Data excerpts:

━━━━━━━━━━

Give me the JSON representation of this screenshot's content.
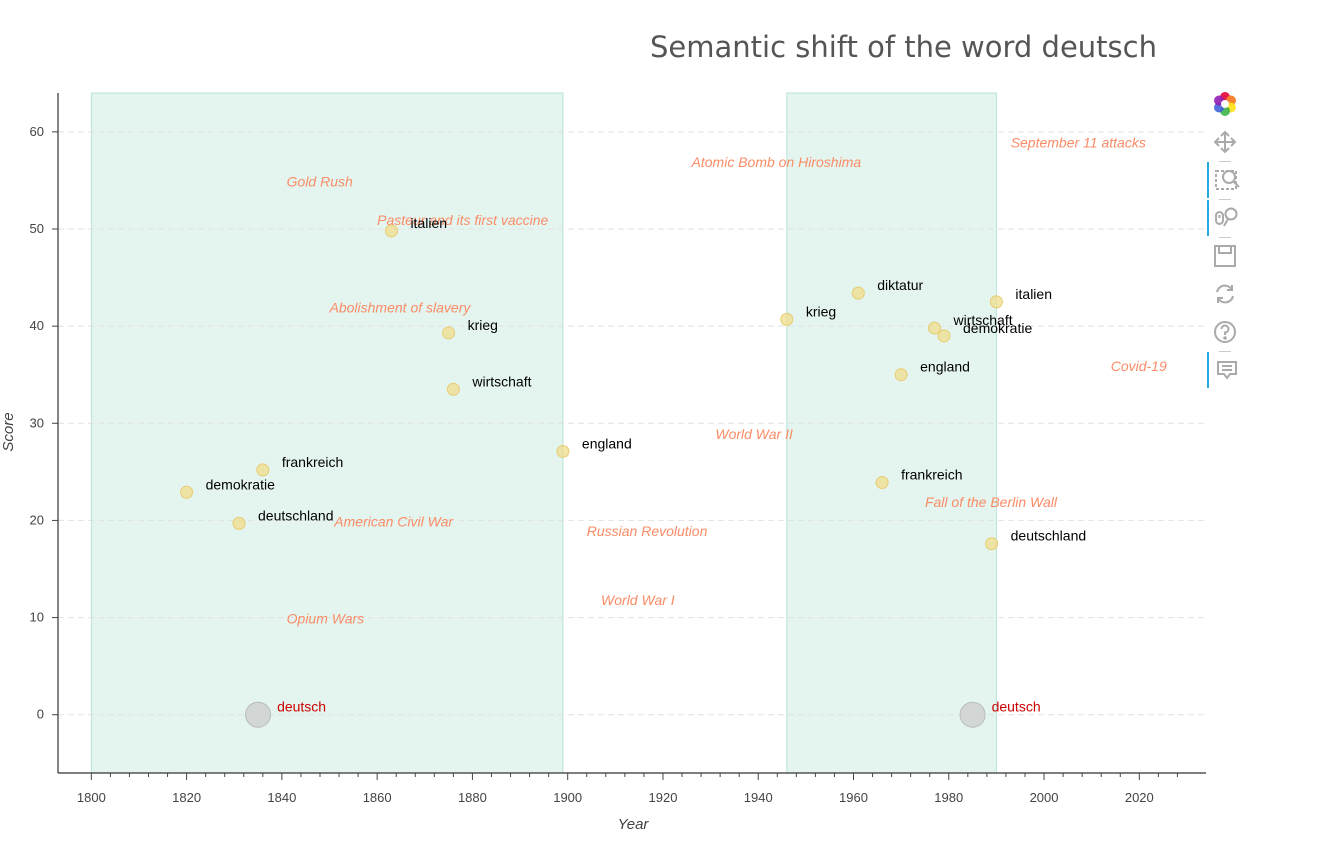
{
  "chart_data": {
    "type": "scatter",
    "title": "Semantic shift of the word deutsch",
    "xlabel": "Year",
    "ylabel": "Score",
    "xlim": [
      1793,
      2034
    ],
    "ylim": [
      -6,
      64
    ],
    "x_ticks": [
      "1800",
      "1820",
      "1840",
      "1860",
      "1880",
      "1900",
      "1920",
      "1940",
      "1960",
      "1980",
      "2000",
      "2020"
    ],
    "y_ticks": [
      "0",
      "10",
      "20",
      "30",
      "40",
      "50",
      "60"
    ],
    "grid": "horizontal dashed",
    "colors": {
      "point": "#f0dc8c",
      "point_stroke": "#e8cc70",
      "target_point": "#cccccc",
      "target_label": "#cc0000",
      "event_label": "#fa8c66",
      "band": "#d2efe6",
      "word_label": "#000000"
    },
    "periods": [
      {
        "start": 1800,
        "end": 1899
      },
      {
        "start": 1946,
        "end": 1990
      }
    ],
    "target_points": [
      {
        "label": "deutsch",
        "x": 1835,
        "y": 0
      },
      {
        "label": "deutsch",
        "x": 1985,
        "y": 0
      }
    ],
    "points": [
      {
        "label": "italien",
        "x": 1863,
        "y": 49.8
      },
      {
        "label": "krieg",
        "x": 1875,
        "y": 39.3
      },
      {
        "label": "wirtschaft",
        "x": 1876,
        "y": 33.5
      },
      {
        "label": "england",
        "x": 1899,
        "y": 27.1
      },
      {
        "label": "frankreich",
        "x": 1836,
        "y": 25.2
      },
      {
        "label": "demokratie",
        "x": 1820,
        "y": 22.9
      },
      {
        "label": "deutschland",
        "x": 1831,
        "y": 19.7
      },
      {
        "label": "krieg",
        "x": 1946,
        "y": 40.7
      },
      {
        "label": "diktatur",
        "x": 1961,
        "y": 43.4
      },
      {
        "label": "italien",
        "x": 1990,
        "y": 42.5
      },
      {
        "label": "wirtschaft",
        "x": 1977,
        "y": 39.8
      },
      {
        "label": "demokratie",
        "x": 1979,
        "y": 39.0
      },
      {
        "label": "england",
        "x": 1970,
        "y": 35.0
      },
      {
        "label": "frankreich",
        "x": 1966,
        "y": 23.9
      },
      {
        "label": "deutschland",
        "x": 1989,
        "y": 17.6
      }
    ],
    "events": [
      {
        "label": "September 11 attacks",
        "x": 1993,
        "y": 58.4
      },
      {
        "label": "Atomic Bomb on Hiroshima",
        "x": 1926,
        "y": 56.4
      },
      {
        "label": "Gold Rush",
        "x": 1841,
        "y": 54.4
      },
      {
        "label": "Pasteur and its first vaccine",
        "x": 1860,
        "y": 50.4
      },
      {
        "label": "Abolishment of slavery",
        "x": 1850,
        "y": 41.4
      },
      {
        "label": "Covid-19",
        "x": 2014,
        "y": 35.4
      },
      {
        "label": "World War II",
        "x": 1931,
        "y": 28.4
      },
      {
        "label": "Fall of the Berlin Wall",
        "x": 1975,
        "y": 21.4
      },
      {
        "label": "American Civil War",
        "x": 1851,
        "y": 19.4
      },
      {
        "label": "Russian Revolution",
        "x": 1904,
        "y": 18.4
      },
      {
        "label": "World War I",
        "x": 1907,
        "y": 11.3
      },
      {
        "label": "Opium Wars",
        "x": 1841,
        "y": 9.4
      }
    ]
  },
  "toolbar": {
    "tools": [
      {
        "name": "bokeh-logo-icon",
        "active": false
      },
      {
        "name": "pan-tool-icon",
        "active": false
      },
      {
        "name": "box-zoom-tool-icon",
        "active": true
      },
      {
        "name": "wheel-zoom-tool-icon",
        "active": true
      },
      {
        "name": "save-tool-icon",
        "active": false
      },
      {
        "name": "reset-tool-icon",
        "active": false
      },
      {
        "name": "help-tool-icon",
        "active": false
      },
      {
        "name": "hover-tool-icon",
        "active": true
      }
    ]
  }
}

━━━━━━━━━━

Problem to work on:
Quote the material exactly. Pictures stay out.

Result of the task:
Give me the JSON representation of this screenshot's content.
{
  "chart_data": {
    "type": "scatter",
    "title": "Semantic shift of the word deutsch",
    "xlabel": "Year",
    "ylabel": "Score",
    "xlim": [
      1793,
      2034
    ],
    "ylim": [
      -6,
      64
    ],
    "x_ticks": [
      "1800",
      "1820",
      "1840",
      "1860",
      "1880",
      "1900",
      "1920",
      "1940",
      "1960",
      "1980",
      "2000",
      "2020"
    ],
    "y_ticks": [
      "0",
      "10",
      "20",
      "30",
      "40",
      "50",
      "60"
    ],
    "grid": "horizontal dashed",
    "colors": {
      "point": "#f0dc8c",
      "point_stroke": "#e8cc70",
      "target_point": "#cccccc",
      "target_label": "#cc0000",
      "event_label": "#fa8c66",
      "band": "#d2efe6",
      "word_label": "#000000"
    },
    "periods": [
      {
        "start": 1800,
        "end": 1899
      },
      {
        "start": 1946,
        "end": 1990
      }
    ],
    "target_points": [
      {
        "label": "deutsch",
        "x": 1835,
        "y": 0
      },
      {
        "label": "deutsch",
        "x": 1985,
        "y": 0
      }
    ],
    "points": [
      {
        "label": "italien",
        "x": 1863,
        "y": 49.8
      },
      {
        "label": "krieg",
        "x": 1875,
        "y": 39.3
      },
      {
        "label": "wirtschaft",
        "x": 1876,
        "y": 33.5
      },
      {
        "label": "england",
        "x": 1899,
        "y": 27.1
      },
      {
        "label": "frankreich",
        "x": 1836,
        "y": 25.2
      },
      {
        "label": "demokratie",
        "x": 1820,
        "y": 22.9
      },
      {
        "label": "deutschland",
        "x": 1831,
        "y": 19.7
      },
      {
        "label": "krieg",
        "x": 1946,
        "y": 40.7
      },
      {
        "label": "diktatur",
        "x": 1961,
        "y": 43.4
      },
      {
        "label": "italien",
        "x": 1990,
        "y": 42.5
      },
      {
        "label": "wirtschaft",
        "x": 1977,
        "y": 39.8
      },
      {
        "label": "demokratie",
        "x": 1979,
        "y": 39.0
      },
      {
        "label": "england",
        "x": 1970,
        "y": 35.0
      },
      {
        "label": "frankreich",
        "x": 1966,
        "y": 23.9
      },
      {
        "label": "deutschland",
        "x": 1989,
        "y": 17.6
      }
    ],
    "events": [
      {
        "label": "September 11 attacks",
        "x": 1993,
        "y": 58.4
      },
      {
        "label": "Atomic Bomb on Hiroshima",
        "x": 1926,
        "y": 56.4
      },
      {
        "label": "Gold Rush",
        "x": 1841,
        "y": 54.4
      },
      {
        "label": "Pasteur and its first vaccine",
        "x": 1860,
        "y": 50.4
      },
      {
        "label": "Abolishment of slavery",
        "x": 1850,
        "y": 41.4
      },
      {
        "label": "Covid-19",
        "x": 2014,
        "y": 35.4
      },
      {
        "label": "World War II",
        "x": 1931,
        "y": 28.4
      },
      {
        "label": "Fall of the Berlin Wall",
        "x": 1975,
        "y": 21.4
      },
      {
        "label": "American Civil War",
        "x": 1851,
        "y": 19.4
      },
      {
        "label": "Russian Revolution",
        "x": 1904,
        "y": 18.4
      },
      {
        "label": "World War I",
        "x": 1907,
        "y": 11.3
      },
      {
        "label": "Opium Wars",
        "x": 1841,
        "y": 9.4
      }
    ]
  },
  "toolbar": {
    "tools": [
      {
        "name": "bokeh-logo-icon",
        "active": false
      },
      {
        "name": "pan-tool-icon",
        "active": false
      },
      {
        "name": "box-zoom-tool-icon",
        "active": true
      },
      {
        "name": "wheel-zoom-tool-icon",
        "active": true
      },
      {
        "name": "save-tool-icon",
        "active": false
      },
      {
        "name": "reset-tool-icon",
        "active": false
      },
      {
        "name": "help-tool-icon",
        "active": false
      },
      {
        "name": "hover-tool-icon",
        "active": true
      }
    ]
  }
}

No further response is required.